Brief >> Without the pictures, set down every line of the data exactly.

Collected data
'''

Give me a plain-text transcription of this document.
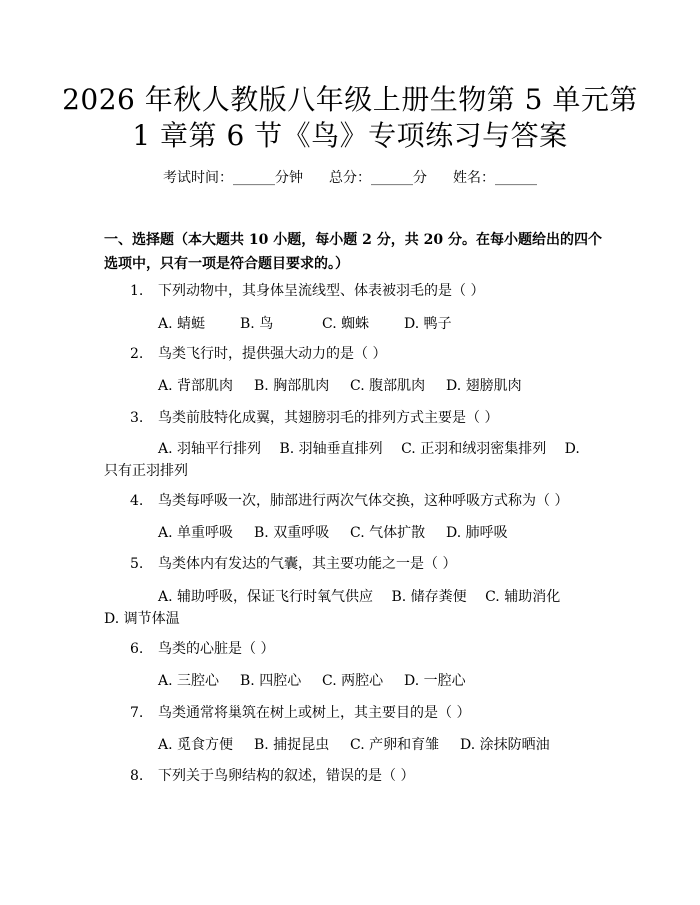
2026 年秋人教版八年级上册生物第 5 单元第
1 章第 6 节《鸟》专项练习与答案
考试时间：______分钟 总分：______分 姓名：______
一、选择题（本大题共 10 小题，每小题 2 分，共 20 分。在每小题给出的四个选项中，只有一项是符合题目要求的。）
1. 下列动物中，其身体呈流线型、体表被羽毛的是（ ）
A. 蜻蜓 B. 鸟	C. 蜘蛛 D. 鸭子
2. 鸟类飞行时，提供强大动力的是（ ）
A. 背部肌肉 B. 胸部肌肉 C. 腹部肌肉 D. 翅膀肌肉
3. 鸟类前肢特化成翼，其翅膀羽毛的排列方式主要是（ ）
A. 羽轴平行排列　 B. 羽轴垂直排列　 C. 正羽和绒羽密集排列　 D. 只有正羽排列
4. 鸟类每呼吸一次，肺部进行两次气体交换，这种呼吸方式称为（ ）
A. 单重呼吸 B. 双重呼吸 C. 气体扩散 D. 肺呼吸
5. 鸟类体内有发达的气囊，其主要功能之一是（ ）
A. 辅助呼吸，保证飞行时氧气供应　 B. 储存粪便　 C. 辅助消化　 D. 调节体温
6. 鸟类的心脏是（ ）
A. 三腔心 B. 四腔心 C. 两腔心 D. 一腔心
7. 鸟类通常将巢筑在树上或树上，其主要目的是（ ）
A. 觅食方便 B. 捕捉昆虫 C. 产卵和育雏 D. 涂抹防晒油
8. 下列关于鸟卵结构的叙述，错误的是（ ）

'''

Result >>
Give me a plain-text transcription of this document.
2026 年秋人教版八年级上册生物第 5 单元第
1 章第 6 节《鸟》专项练习与答案
考试时间：______分钟 总分：______分 姓名：______
一、选择题（本大题共 10 小题，每小题 2 分，共 20 分。在每小题给出的四个选项中，只有一项是符合题目要求的。）
1. 下列动物中，其身体呈流线型、体表被羽毛的是（ ）
A. 蜻蜓 B. 鸟	C. 蜘蛛 D. 鸭子
2. 鸟类飞行时，提供强大动力的是（ ）
A. 背部肌肉 B. 胸部肌肉 C. 腹部肌肉 D. 翅膀肌肉
3. 鸟类前肢特化成翼，其翅膀羽毛的排列方式主要是（ ）
A. 羽轴平行排列　 B. 羽轴垂直排列　 C. 正羽和绒羽密集排列　 D. 只有正羽排列
4. 鸟类每呼吸一次，肺部进行两次气体交换，这种呼吸方式称为（ ）
A. 单重呼吸 B. 双重呼吸 C. 气体扩散 D. 肺呼吸
5. 鸟类体内有发达的气囊，其主要功能之一是（ ）
A. 辅助呼吸，保证飞行时氧气供应　 B. 储存粪便　 C. 辅助消化　 D. 调节体温
6. 鸟类的心脏是（ ）
A. 三腔心 B. 四腔心 C. 两腔心 D. 一腔心
7. 鸟类通常将巢筑在树上或树上，其主要目的是（ ）
A. 觅食方便 B. 捕捉昆虫 C. 产卵和育雏 D. 涂抹防晒油
8. 下列关于鸟卵结构的叙述，错误的是（ ）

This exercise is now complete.